Go through the entries and transcribe each one exactly, dropping the pictures.

◆ **Dataset records on visual material**
+-------+

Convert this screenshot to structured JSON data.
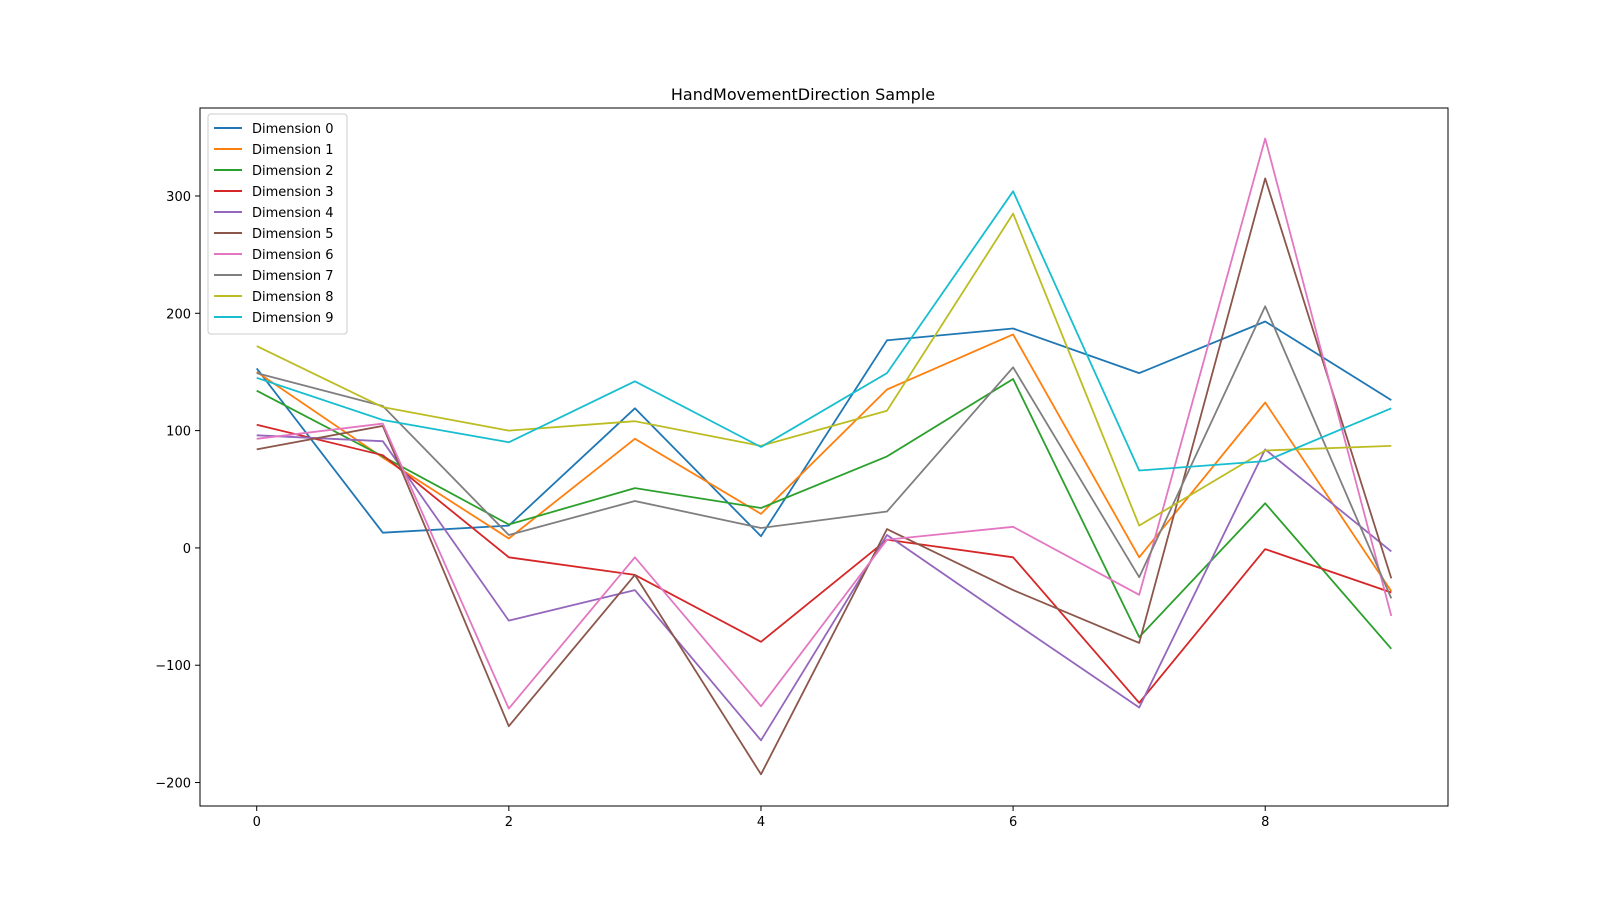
{
  "chart_data": {
    "type": "line",
    "title": "HandMovementDirection Sample",
    "xlabel": "",
    "ylabel": "",
    "x": [
      0,
      1,
      2,
      3,
      4,
      5,
      6,
      7,
      8,
      9
    ],
    "xlim": [
      -0.45,
      9.45
    ],
    "ylim": [
      -220,
      375
    ],
    "xticks": [
      0,
      2,
      4,
      6,
      8
    ],
    "yticks": [
      -200,
      -100,
      0,
      100,
      200,
      300
    ],
    "ytick_labels": [
      "−200",
      "−100",
      "0",
      "100",
      "200",
      "300"
    ],
    "grid": false,
    "legend_position": "upper-left",
    "series": [
      {
        "name": "Dimension 0",
        "color": "#1f77b4",
        "values": [
          153,
          13,
          19,
          119,
          10,
          177,
          187,
          149,
          193,
          126
        ]
      },
      {
        "name": "Dimension 1",
        "color": "#ff7f0e",
        "values": [
          150,
          77,
          8,
          93,
          29,
          135,
          182,
          -8,
          124,
          -37
        ]
      },
      {
        "name": "Dimension 2",
        "color": "#2ca02c",
        "values": [
          134,
          78,
          20,
          51,
          34,
          78,
          144,
          -76,
          38,
          -86
        ]
      },
      {
        "name": "Dimension 3",
        "color": "#d62728",
        "values": [
          105,
          79,
          -8,
          -23,
          -80,
          7,
          -8,
          -132,
          -1,
          -38
        ]
      },
      {
        "name": "Dimension 4",
        "color": "#9467bd",
        "values": [
          96,
          91,
          -62,
          -36,
          -164,
          11,
          -63,
          -136,
          84,
          -3
        ]
      },
      {
        "name": "Dimension 5",
        "color": "#8c564b",
        "values": [
          84,
          104,
          -152,
          -23,
          -193,
          16,
          -36,
          -81,
          315,
          -26
        ]
      },
      {
        "name": "Dimension 6",
        "color": "#e377c2",
        "values": [
          93,
          106,
          -137,
          -8,
          -135,
          7,
          18,
          -40,
          349,
          -58
        ]
      },
      {
        "name": "Dimension 7",
        "color": "#7f7f7f",
        "values": [
          149,
          121,
          11,
          40,
          17,
          31,
          154,
          -25,
          206,
          -43
        ]
      },
      {
        "name": "Dimension 8",
        "color": "#bcbd22",
        "values": [
          172,
          120,
          100,
          108,
          87,
          117,
          285,
          19,
          83,
          87
        ]
      },
      {
        "name": "Dimension 9",
        "color": "#17becf",
        "values": [
          145,
          109,
          90,
          142,
          86,
          149,
          304,
          66,
          74,
          119
        ]
      }
    ]
  }
}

+-------+

◆ **CORRECT OUTPUT**
Convert this screenshot to structured JSON data.
{
  "chart_data": {
    "type": "line",
    "title": "HandMovementDirection Sample",
    "xlabel": "",
    "ylabel": "",
    "x": [
      0,
      1,
      2,
      3,
      4,
      5,
      6,
      7,
      8,
      9
    ],
    "xlim": [
      -0.45,
      9.45
    ],
    "ylim": [
      -220,
      375
    ],
    "xticks": [
      0,
      2,
      4,
      6,
      8
    ],
    "yticks": [
      -200,
      -100,
      0,
      100,
      200,
      300
    ],
    "ytick_labels": [
      "−200",
      "−100",
      "0",
      "100",
      "200",
      "300"
    ],
    "grid": false,
    "legend_position": "upper-left",
    "series": [
      {
        "name": "Dimension 0",
        "color": "#1f77b4",
        "values": [
          153,
          13,
          19,
          119,
          10,
          177,
          187,
          149,
          193,
          126
        ]
      },
      {
        "name": "Dimension 1",
        "color": "#ff7f0e",
        "values": [
          150,
          77,
          8,
          93,
          29,
          135,
          182,
          -8,
          124,
          -37
        ]
      },
      {
        "name": "Dimension 2",
        "color": "#2ca02c",
        "values": [
          134,
          78,
          20,
          51,
          34,
          78,
          144,
          -76,
          38,
          -86
        ]
      },
      {
        "name": "Dimension 3",
        "color": "#d62728",
        "values": [
          105,
          79,
          -8,
          -23,
          -80,
          7,
          -8,
          -132,
          -1,
          -38
        ]
      },
      {
        "name": "Dimension 4",
        "color": "#9467bd",
        "values": [
          96,
          91,
          -62,
          -36,
          -164,
          11,
          -63,
          -136,
          84,
          -3
        ]
      },
      {
        "name": "Dimension 5",
        "color": "#8c564b",
        "values": [
          84,
          104,
          -152,
          -23,
          -193,
          16,
          -36,
          -81,
          315,
          -26
        ]
      },
      {
        "name": "Dimension 6",
        "color": "#e377c2",
        "values": [
          93,
          106,
          -137,
          -8,
          -135,
          7,
          18,
          -40,
          349,
          -58
        ]
      },
      {
        "name": "Dimension 7",
        "color": "#7f7f7f",
        "values": [
          149,
          121,
          11,
          40,
          17,
          31,
          154,
          -25,
          206,
          -43
        ]
      },
      {
        "name": "Dimension 8",
        "color": "#bcbd22",
        "values": [
          172,
          120,
          100,
          108,
          87,
          117,
          285,
          19,
          83,
          87
        ]
      },
      {
        "name": "Dimension 9",
        "color": "#17becf",
        "values": [
          145,
          109,
          90,
          142,
          86,
          149,
          304,
          66,
          74,
          119
        ]
      }
    ]
  }
}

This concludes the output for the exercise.